- _Objective_
The data must be returned in full and exactly as given.

- _Records_
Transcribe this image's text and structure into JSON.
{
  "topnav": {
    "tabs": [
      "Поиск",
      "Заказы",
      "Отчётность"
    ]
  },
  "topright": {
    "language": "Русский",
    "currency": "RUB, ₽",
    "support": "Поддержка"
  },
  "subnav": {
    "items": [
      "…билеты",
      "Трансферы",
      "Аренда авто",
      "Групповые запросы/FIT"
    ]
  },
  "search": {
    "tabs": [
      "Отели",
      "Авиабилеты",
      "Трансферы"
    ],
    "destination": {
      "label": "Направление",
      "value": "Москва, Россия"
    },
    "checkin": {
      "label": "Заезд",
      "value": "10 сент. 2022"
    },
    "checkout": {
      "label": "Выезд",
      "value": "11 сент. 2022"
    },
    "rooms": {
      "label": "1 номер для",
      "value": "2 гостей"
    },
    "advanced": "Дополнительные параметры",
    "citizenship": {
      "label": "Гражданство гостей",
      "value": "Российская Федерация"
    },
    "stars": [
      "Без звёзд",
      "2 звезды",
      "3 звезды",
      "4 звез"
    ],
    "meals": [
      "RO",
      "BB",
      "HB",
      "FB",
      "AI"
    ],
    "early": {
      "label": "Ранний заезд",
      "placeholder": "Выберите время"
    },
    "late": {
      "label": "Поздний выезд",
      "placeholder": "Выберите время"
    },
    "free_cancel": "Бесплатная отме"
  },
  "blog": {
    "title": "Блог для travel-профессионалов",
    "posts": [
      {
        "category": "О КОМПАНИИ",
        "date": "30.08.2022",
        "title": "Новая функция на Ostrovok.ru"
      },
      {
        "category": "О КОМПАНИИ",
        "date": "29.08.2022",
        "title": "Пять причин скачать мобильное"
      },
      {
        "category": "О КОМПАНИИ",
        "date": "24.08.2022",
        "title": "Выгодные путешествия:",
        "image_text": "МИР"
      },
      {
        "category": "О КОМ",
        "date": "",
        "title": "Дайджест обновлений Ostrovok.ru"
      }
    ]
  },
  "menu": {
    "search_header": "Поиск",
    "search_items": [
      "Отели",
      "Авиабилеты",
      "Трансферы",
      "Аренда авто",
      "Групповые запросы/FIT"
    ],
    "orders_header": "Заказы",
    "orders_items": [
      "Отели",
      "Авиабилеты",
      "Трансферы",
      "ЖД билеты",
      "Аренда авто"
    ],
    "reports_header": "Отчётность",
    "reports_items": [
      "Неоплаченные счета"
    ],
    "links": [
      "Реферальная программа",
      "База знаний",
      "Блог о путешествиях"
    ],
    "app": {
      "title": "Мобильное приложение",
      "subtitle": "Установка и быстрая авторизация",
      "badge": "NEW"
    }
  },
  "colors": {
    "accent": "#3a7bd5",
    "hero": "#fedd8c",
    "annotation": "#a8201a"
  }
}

- _Task output_
Transcribe this image's text and structure into JSON.
{
  "topnav": {
    "tabs": [
      "Поиск",
      "Заказы",
      "Отчётность"
    ]
  },
  "topright": {
    "language": "Русский",
    "currency": "RUB, ₽",
    "support": "Поддержка"
  },
  "subnav": {
    "items": [
      "…билеты",
      "Трансферы",
      "Аренда авто",
      "Групповые запросы/FIT"
    ]
  },
  "search": {
    "tabs": [
      "Отели",
      "Авиабилеты",
      "Трансферы"
    ],
    "destination": {
      "label": "Направление",
      "value": "Москва, Россия"
    },
    "checkin": {
      "label": "Заезд",
      "value": "10 сент. 2022"
    },
    "checkout": {
      "label": "Выезд",
      "value": "11 сент. 2022"
    },
    "rooms": {
      "label": "1 номер для",
      "value": "2 гостей"
    },
    "advanced": "Дополнительные параметры",
    "citizenship": {
      "label": "Гражданство гостей",
      "value": "Российская Федерация"
    },
    "stars": [
      "Без звёзд",
      "2 звезды",
      "3 звезды",
      "4 звез"
    ],
    "meals": [
      "RO",
      "BB",
      "HB",
      "FB",
      "AI"
    ],
    "early": {
      "label": "Ранний заезд",
      "placeholder": "Выберите время"
    },
    "late": {
      "label": "Поздний выезд",
      "placeholder": "Выберите время"
    },
    "free_cancel": "Бесплатная отме"
  },
  "blog": {
    "title": "Блог для travel-профессионалов",
    "posts": [
      {
        "category": "О КОМПАНИИ",
        "date": "30.08.2022",
        "title": "Новая функция на Ostrovok.ru"
      },
      {
        "category": "О КОМПАНИИ",
        "date": "29.08.2022",
        "title": "Пять причин скачать мобильное"
      },
      {
        "category": "О КОМПАНИИ",
        "date": "24.08.2022",
        "title": "Выгодные путешествия:",
        "image_text": "МИР"
      },
      {
        "category": "О КОМ",
        "date": "",
        "title": "Дайджест обновлений Ostrovok.ru"
      }
    ]
  },
  "menu": {
    "search_header": "Поиск",
    "search_items": [
      "Отели",
      "Авиабилеты",
      "Трансферы",
      "Аренда авто",
      "Групповые запросы/FIT"
    ],
    "orders_header": "Заказы",
    "orders_items": [
      "Отели",
      "Авиабилеты",
      "Трансферы",
      "ЖД билеты",
      "Аренда авто"
    ],
    "reports_header": "Отчётность",
    "reports_items": [
      "Неоплаченные счета"
    ],
    "links": [
      "Реферальная программа",
      "База знаний",
      "Блог о путешествиях"
    ],
    "app": {
      "title": "Мобильное приложение",
      "subtitle": "Установка и быстрая авторизация",
      "badge": "NEW"
    }
  },
  "colors": {
    "accent": "#3a7bd5",
    "hero": "#fedd8c",
    "annotation": "#a8201a"
  }
}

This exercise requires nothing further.